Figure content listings
▽
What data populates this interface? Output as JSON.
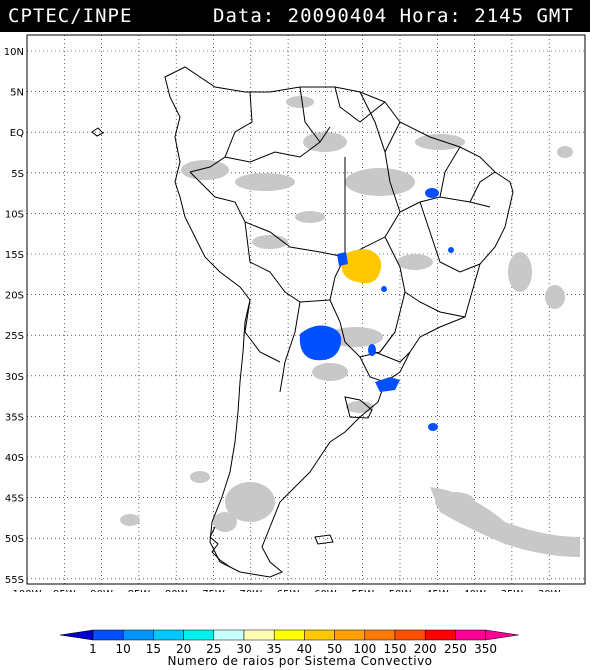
{
  "header": {
    "source": "CPTEC/INPE",
    "date_label": "Data:",
    "date_value": "20090404",
    "time_label": "Hora:",
    "time_value": "2145 GMT"
  },
  "axes": {
    "lat_labels": [
      "10N",
      "5N",
      "EQ",
      "5S",
      "10S",
      "15S",
      "20S",
      "25S",
      "30S",
      "35S",
      "40S",
      "45S",
      "50S",
      "55S"
    ],
    "lon_labels": [
      "100W",
      "95W",
      "90W",
      "85W",
      "80W",
      "75W",
      "70W",
      "65W",
      "60W",
      "55W",
      "50W",
      "45W",
      "40W",
      "35W",
      "30W"
    ],
    "grid": "dotted"
  },
  "legend": {
    "values": [
      "1",
      "10",
      "15",
      "20",
      "25",
      "30",
      "35",
      "40",
      "50",
      "100",
      "150",
      "200",
      "250",
      "350"
    ],
    "colors": [
      "#0000c8",
      "#0050ff",
      "#0096ff",
      "#00c8ff",
      "#00f0f0",
      "#c8ffff",
      "#ffffb4",
      "#ffff00",
      "#ffc800",
      "#ffa000",
      "#ff7800",
      "#ff5000",
      "#ff0000",
      "#ff0096"
    ],
    "caption": "Numero de raios por Sistema Convectivo"
  },
  "colors": {
    "cloud": "#c8c8c8",
    "coastline": "#000000",
    "storm_blue": "#0050ff",
    "storm_yellow": "#ffc800"
  }
}
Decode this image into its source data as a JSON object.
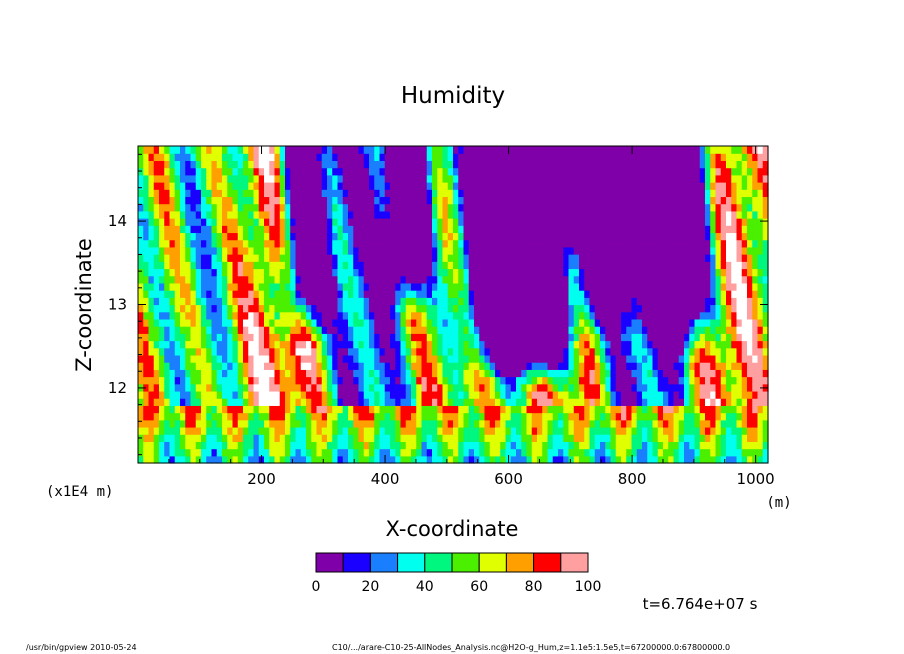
{
  "chart_data": {
    "type": "heatmap",
    "title": "Humidity",
    "xlabel": "X-coordinate",
    "ylabel": "Z-coordinate",
    "x_unit": "(m)",
    "y_unit": "(x1E4 m)",
    "xlim": [
      0,
      1020
    ],
    "ylim": [
      11.1,
      14.9
    ],
    "x_ticks": [
      200,
      400,
      600,
      800,
      1000
    ],
    "x_tick_labels": [
      "200",
      "400",
      "600",
      "800",
      "1000"
    ],
    "y_ticks": [
      12,
      13,
      14
    ],
    "y_tick_labels": [
      "12",
      "13",
      "14"
    ],
    "colorbar": {
      "levels": [
        0,
        10,
        20,
        30,
        40,
        50,
        60,
        70,
        80,
        90,
        100
      ],
      "labels": [
        "0",
        "20",
        "40",
        "60",
        "80",
        "100"
      ],
      "label_values": [
        0,
        20,
        40,
        60,
        80,
        100
      ],
      "colors": [
        "#7f00a8",
        "#1a00ff",
        "#1a7fff",
        "#00ffef",
        "#00f77f",
        "#4bef00",
        "#e0ff00",
        "#ff9f00",
        "#ff0000",
        "#ff9f9f"
      ]
    },
    "above_max_color": "#ffffff",
    "time_label": "t=6.764e+07 s"
  },
  "footer": {
    "left": "/usr/bin/gpview   2010-05-24",
    "right": "C10/.../arare-C10-25-AllNodes_Analysis.nc@H2O-g_Hum,z=1.1e5:1.5e5,t=67200000.0:67800000.0"
  }
}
△
Report only the count of lines that include the string "source".

2